• _Exercise requirements_
Pick every line from the data that holds the word "this".

• _Data supplied_
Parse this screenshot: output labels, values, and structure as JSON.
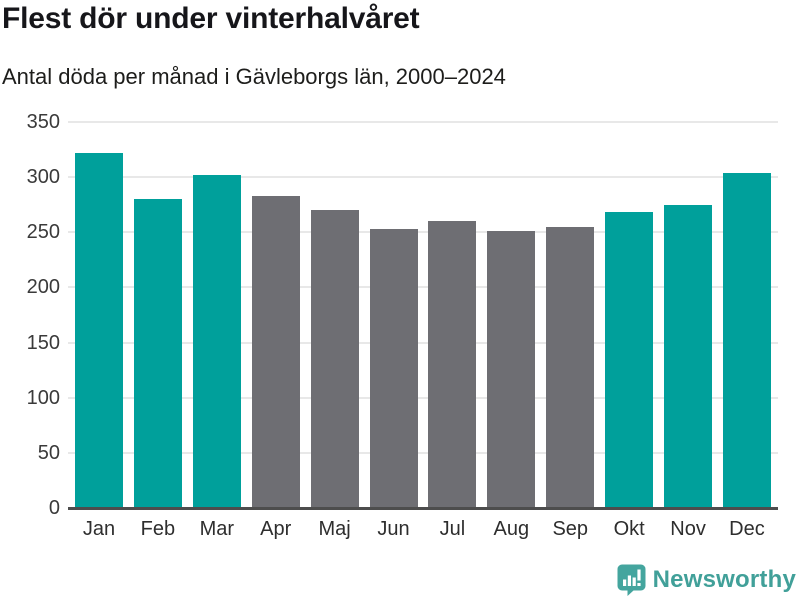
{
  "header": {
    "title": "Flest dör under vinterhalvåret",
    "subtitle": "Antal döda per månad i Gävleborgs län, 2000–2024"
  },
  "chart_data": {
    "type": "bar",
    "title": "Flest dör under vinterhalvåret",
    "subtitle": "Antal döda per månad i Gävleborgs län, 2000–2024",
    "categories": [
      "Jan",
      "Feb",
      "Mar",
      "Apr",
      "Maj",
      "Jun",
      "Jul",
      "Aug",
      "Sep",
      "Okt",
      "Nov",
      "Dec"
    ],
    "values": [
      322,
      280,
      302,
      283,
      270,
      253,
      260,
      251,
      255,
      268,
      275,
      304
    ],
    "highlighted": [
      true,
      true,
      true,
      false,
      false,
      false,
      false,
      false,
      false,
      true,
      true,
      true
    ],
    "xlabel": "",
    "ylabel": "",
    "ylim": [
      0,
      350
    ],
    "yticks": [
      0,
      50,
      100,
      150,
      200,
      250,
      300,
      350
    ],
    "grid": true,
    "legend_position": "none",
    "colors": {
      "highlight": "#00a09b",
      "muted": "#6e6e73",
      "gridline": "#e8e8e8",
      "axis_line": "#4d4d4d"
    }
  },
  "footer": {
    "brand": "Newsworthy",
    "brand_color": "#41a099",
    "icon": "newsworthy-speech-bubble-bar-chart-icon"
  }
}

---

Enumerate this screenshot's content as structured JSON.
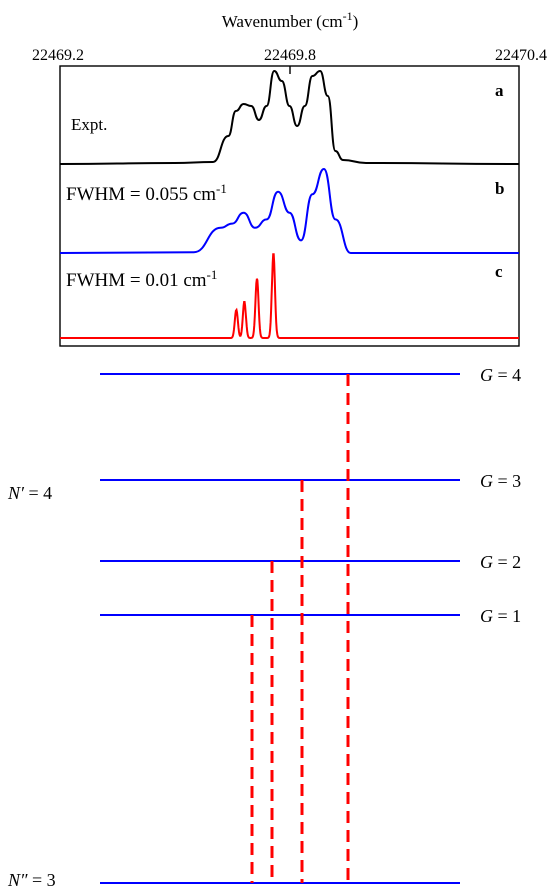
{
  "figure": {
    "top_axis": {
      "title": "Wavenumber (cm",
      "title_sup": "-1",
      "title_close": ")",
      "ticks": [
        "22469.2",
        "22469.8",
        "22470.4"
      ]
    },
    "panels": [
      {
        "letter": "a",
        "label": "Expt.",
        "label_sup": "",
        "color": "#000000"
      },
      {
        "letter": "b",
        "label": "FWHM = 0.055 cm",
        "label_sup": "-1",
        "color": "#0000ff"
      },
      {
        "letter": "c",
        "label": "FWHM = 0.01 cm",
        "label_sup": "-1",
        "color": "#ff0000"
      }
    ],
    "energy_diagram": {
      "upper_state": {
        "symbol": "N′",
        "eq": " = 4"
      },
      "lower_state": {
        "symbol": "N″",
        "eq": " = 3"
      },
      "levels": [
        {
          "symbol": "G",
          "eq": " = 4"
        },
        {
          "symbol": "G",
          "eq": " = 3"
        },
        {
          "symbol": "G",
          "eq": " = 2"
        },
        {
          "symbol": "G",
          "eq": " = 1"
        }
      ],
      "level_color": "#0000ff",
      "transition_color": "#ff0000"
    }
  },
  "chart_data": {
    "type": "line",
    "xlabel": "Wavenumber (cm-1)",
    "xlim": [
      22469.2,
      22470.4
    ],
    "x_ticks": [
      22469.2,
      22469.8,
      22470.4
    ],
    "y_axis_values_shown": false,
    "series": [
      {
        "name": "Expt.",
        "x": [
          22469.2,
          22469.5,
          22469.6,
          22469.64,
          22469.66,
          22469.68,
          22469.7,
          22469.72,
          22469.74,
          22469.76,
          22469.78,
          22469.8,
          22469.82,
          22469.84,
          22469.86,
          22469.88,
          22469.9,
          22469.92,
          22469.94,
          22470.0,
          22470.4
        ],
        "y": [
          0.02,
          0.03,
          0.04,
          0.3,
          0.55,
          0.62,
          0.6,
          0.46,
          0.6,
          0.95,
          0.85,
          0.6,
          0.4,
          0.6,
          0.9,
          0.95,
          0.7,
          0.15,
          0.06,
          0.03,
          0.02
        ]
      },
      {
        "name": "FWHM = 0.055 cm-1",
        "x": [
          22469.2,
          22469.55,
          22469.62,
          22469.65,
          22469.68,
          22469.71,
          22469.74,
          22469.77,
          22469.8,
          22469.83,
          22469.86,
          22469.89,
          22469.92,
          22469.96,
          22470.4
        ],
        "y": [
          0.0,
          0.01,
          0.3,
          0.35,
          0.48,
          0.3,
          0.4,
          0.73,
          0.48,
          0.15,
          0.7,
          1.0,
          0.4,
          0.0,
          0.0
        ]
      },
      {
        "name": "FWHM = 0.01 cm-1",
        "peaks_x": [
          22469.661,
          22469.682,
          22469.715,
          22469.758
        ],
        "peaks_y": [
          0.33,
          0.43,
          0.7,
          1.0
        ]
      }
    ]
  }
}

• _Exercise answer_
Parse this screenshot: output labels, values, and structure as JSON.
Enumerate this screenshot's content as structured JSON.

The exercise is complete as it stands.